* BEGIN DATASET RECORDS *

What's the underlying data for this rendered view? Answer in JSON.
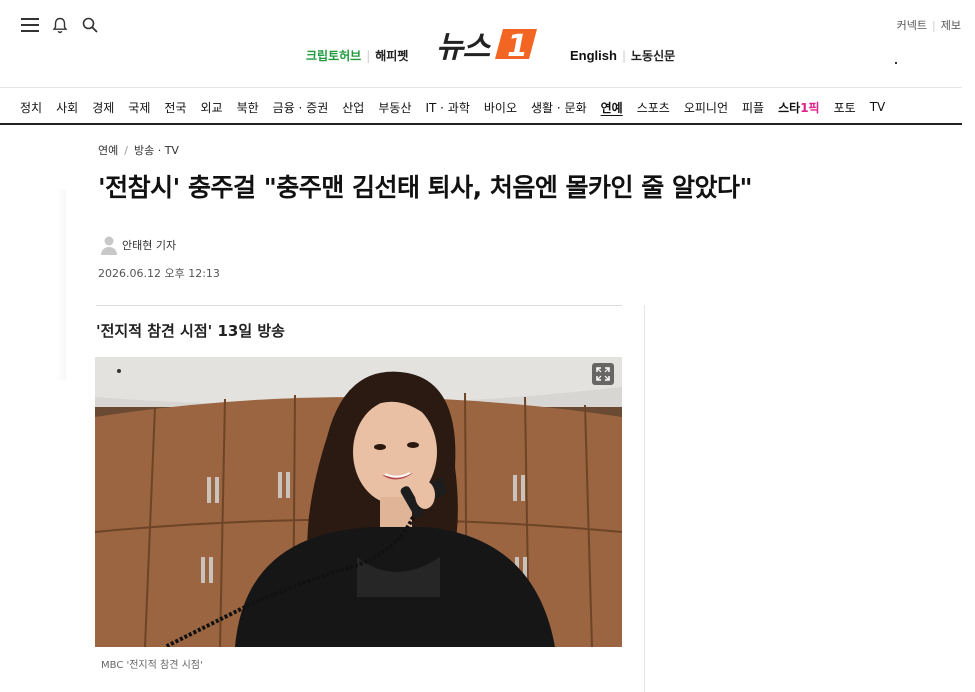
{
  "header": {
    "logo_text": "뉴스",
    "logo_badge": "1",
    "util_links": [
      "커넥트",
      "제보"
    ],
    "promo_left": [
      "크립토허브",
      "해피펫"
    ],
    "promo_right": [
      "English",
      "노동신문"
    ]
  },
  "icons": [
    "menu-icon",
    "bell-icon",
    "search-icon",
    "expand-icon",
    "reporter-avatar-icon"
  ],
  "nav": {
    "items": [
      "정치",
      "사회",
      "경제",
      "국제",
      "전국",
      "외교",
      "북한",
      "금융 · 증권",
      "산업",
      "부동산",
      "IT · 과학",
      "바이오",
      "생활 · 문화",
      "연예",
      "스포츠",
      "오피니언",
      "피플",
      "스타1픽",
      "포토",
      "TV"
    ],
    "active": "연예"
  },
  "article": {
    "breadcrumb": [
      "연예",
      "방송 · TV"
    ],
    "headline": "'전참시' 충주걸 \"충주맨 김선태 퇴사, 처음엔 몰카인 줄 알았다\"",
    "author": "안태현 기자",
    "date": "2026.06.12 오후 12:13",
    "subtitle": "'전지적 참견 시점' 13일 방송",
    "caption": "MBC '전지적 참견 시점'"
  },
  "colors": {
    "brand_orange": "#f26522",
    "promo_green": "#1f9a3c",
    "star_pink": "#e0218a"
  }
}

* END DATASET RECORDS *

REQUIRED WORK
Take the listing above and restate it word for word, without its pictures.

RESPONSE
What's the underlying data for this rendered view? Answer in JSON.
{
  "header": {
    "logo_text": "뉴스",
    "logo_badge": "1",
    "util_links": [
      "커넥트",
      "제보"
    ],
    "promo_left": [
      "크립토허브",
      "해피펫"
    ],
    "promo_right": [
      "English",
      "노동신문"
    ]
  },
  "icons": [
    "menu-icon",
    "bell-icon",
    "search-icon",
    "expand-icon",
    "reporter-avatar-icon"
  ],
  "nav": {
    "items": [
      "정치",
      "사회",
      "경제",
      "국제",
      "전국",
      "외교",
      "북한",
      "금융 · 증권",
      "산업",
      "부동산",
      "IT · 과학",
      "바이오",
      "생활 · 문화",
      "연예",
      "스포츠",
      "오피니언",
      "피플",
      "스타1픽",
      "포토",
      "TV"
    ],
    "active": "연예"
  },
  "article": {
    "breadcrumb": [
      "연예",
      "방송 · TV"
    ],
    "headline": "'전참시' 충주걸 \"충주맨 김선태 퇴사, 처음엔 몰카인 줄 알았다\"",
    "author": "안태현 기자",
    "date": "2026.06.12 오후 12:13",
    "subtitle": "'전지적 참견 시점' 13일 방송",
    "caption": "MBC '전지적 참견 시점'"
  },
  "colors": {
    "brand_orange": "#f26522",
    "promo_green": "#1f9a3c",
    "star_pink": "#e0218a"
  }
}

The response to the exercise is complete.